▸ **ROWS**:
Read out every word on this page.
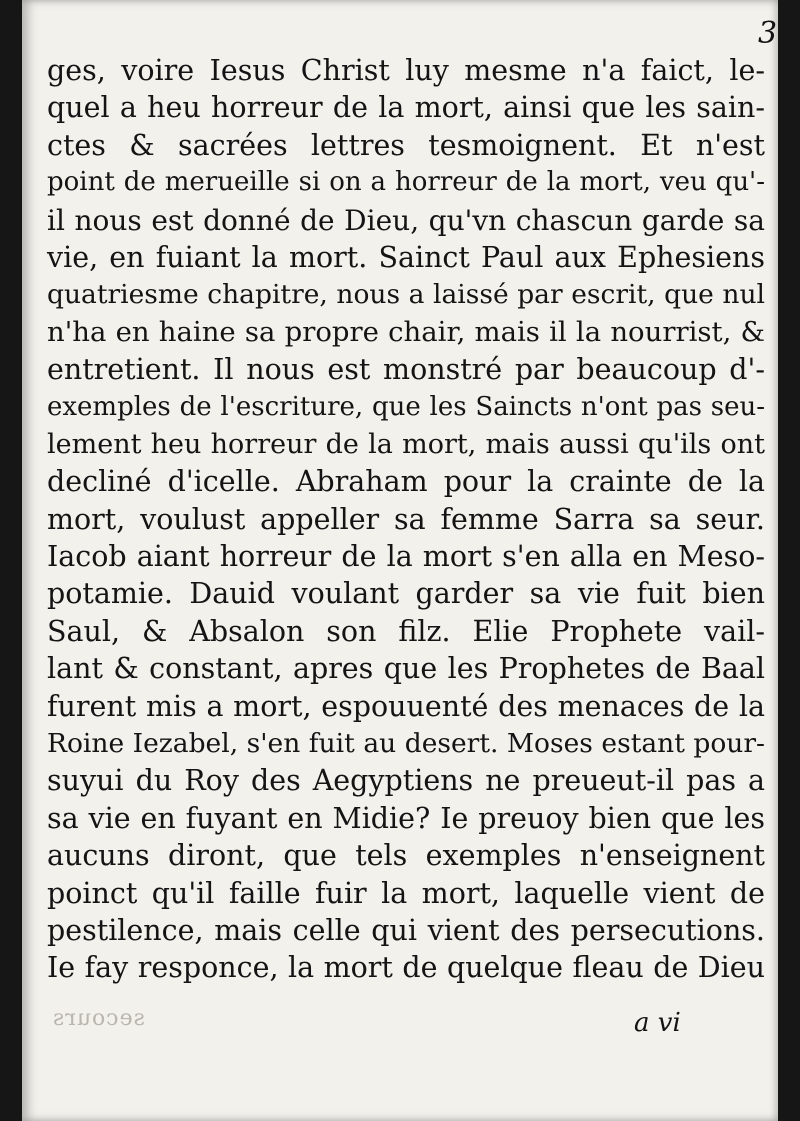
3
ges, voire Iesus Christ luy mesme n'a faict, le-
quel a heu horreur de la mort, ainsi que les sain-
ctes & sacrées lettres tesmoignent. Et n'est
point de merueille si on a horreur de la mort, veu qu'-
il nous est donné de Dieu, qu'vn chascun garde sa
vie, en fuiant la mort. Sainct Paul aux Ephesiens
quatriesme chapitre, nous a laissé par escrit, que nul
n'ha en haine sa propre chair, mais il la nourrist, &
entretient. Il nous est monstré par beaucoup d'-
exemples de l'escriture, que les Saincts n'ont pas seu-
lement heu horreur de la mort, mais aussi qu'ils ont
decliné d'icelle. Abraham pour la crainte de la
mort, voulust appeller sa femme Sarra sa seur.
Iacob aiant horreur de la mort s'en alla en Meso-
potamie. Dauid voulant garder sa vie fuit bien
Saul, & Absalon son filz. Elie Prophete vail-
lant & constant, apres que les Prophetes de Baal
furent mis a mort, espouuenté des menaces de la
Roine Iezabel, s'en fuit au desert. Moses estant pour-
suyui du Roy des Aegyptiens ne preueut-il pas a
sa vie en fuyant en Midie? Ie preuoy bien que les
aucuns diront, que tels exemples n'enseignent
poinct qu'il faille fuir la mort, laquelle vient de
pestilence, mais celle qui vient des persecutions.
Ie fay responce, la mort de quelque fleau de Dieu
secours	a vi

▸ **OBJECTIVE**:
Go through the entries above and print each one exactly, minus the pictures.

▸ **RESULT OF THIS EXERCISE**:
Read out every word on this page.
3
ges, voire Iesus Christ luy mesme n'a faict, le-
quel a heu horreur de la mort, ainsi que les sain-
ctes & sacrées lettres tesmoignent. Et n'est
point de merueille si on a horreur de la mort, veu qu'-
il nous est donné de Dieu, qu'vn chascun garde sa
vie, en fuiant la mort. Sainct Paul aux Ephesiens
quatriesme chapitre, nous a laissé par escrit, que nul
n'ha en haine sa propre chair, mais il la nourrist, &
entretient. Il nous est monstré par beaucoup d'-
exemples de l'escriture, que les Saincts n'ont pas seu-
lement heu horreur de la mort, mais aussi qu'ils ont
decliné d'icelle. Abraham pour la crainte de la
mort, voulust appeller sa femme Sarra sa seur.
Iacob aiant horreur de la mort s'en alla en Meso-
potamie. Dauid voulant garder sa vie fuit bien
Saul, & Absalon son filz. Elie Prophete vail-
lant & constant, apres que les Prophetes de Baal
furent mis a mort, espouuenté des menaces de la
Roine Iezabel, s'en fuit au desert. Moses estant pour-
suyui du Roy des Aegyptiens ne preueut-il pas a
sa vie en fuyant en Midie? Ie preuoy bien que les
aucuns diront, que tels exemples n'enseignent
poinct qu'il faille fuir la mort, laquelle vient de
pestilence, mais celle qui vient des persecutions.
Ie fay responce, la mort de quelque fleau de Dieu
secours	a vi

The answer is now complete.